*RECORDS SHOWN*

+ + + + +

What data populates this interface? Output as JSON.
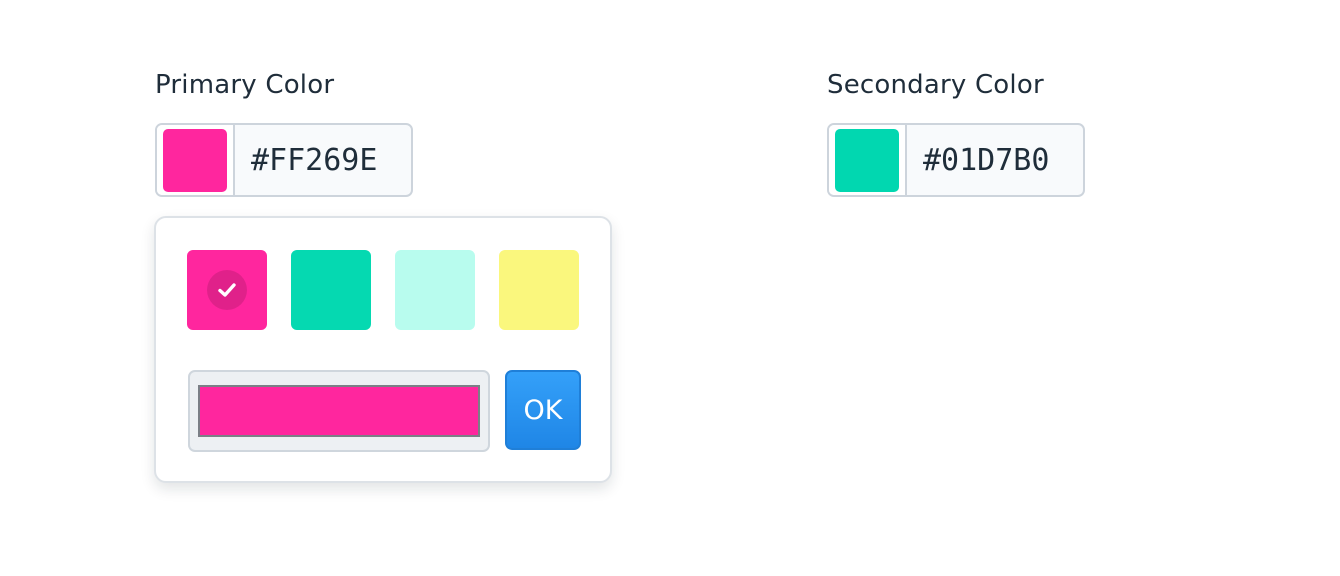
{
  "primary": {
    "label": "Primary Color",
    "hex": "#FF269E",
    "swatch_color": "#FF269E"
  },
  "secondary": {
    "label": "Secondary Color",
    "hex": "#01D7B0",
    "swatch_color": "#01D7B0"
  },
  "picker": {
    "presets": [
      {
        "color": "#FF269E",
        "selected": true
      },
      {
        "color": "#05D9B1",
        "selected": false
      },
      {
        "color": "#B8FCEE",
        "selected": false
      },
      {
        "color": "#FAF77D",
        "selected": false
      }
    ],
    "native_input_color": "#FF269E",
    "ok_label": "OK",
    "accent": "#2592EE",
    "check_icon": "check-icon"
  }
}
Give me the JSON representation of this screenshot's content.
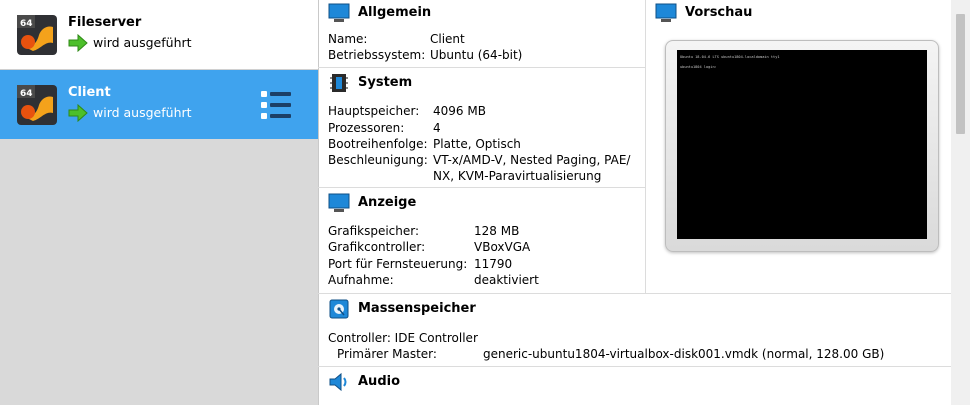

+ + + + +

*DIRECTION*
Skip every picture and transcribe the data above exactly.

*REPLY*
What data populates this interface? Output as JSON.
{
  "primary": {
    "label": "Primary Color",
    "hex": "#FF269E",
    "swatch_color": "#FF269E"
  },
  "secondary": {
    "label": "Secondary Color",
    "hex": "#01D7B0",
    "swatch_color": "#01D7B0"
  },
  "picker": {
    "presets": [
      {
        "color": "#FF269E",
        "selected": true
      },
      {
        "color": "#05D9B1",
        "selected": false
      },
      {
        "color": "#B8FCEE",
        "selected": false
      },
      {
        "color": "#FAF77D",
        "selected": false
      }
    ],
    "native_input_color": "#FF269E",
    "ok_label": "OK",
    "accent": "#2592EE",
    "check_icon": "check-icon"
  }
}
Give me the JSON representation of this screenshot's content.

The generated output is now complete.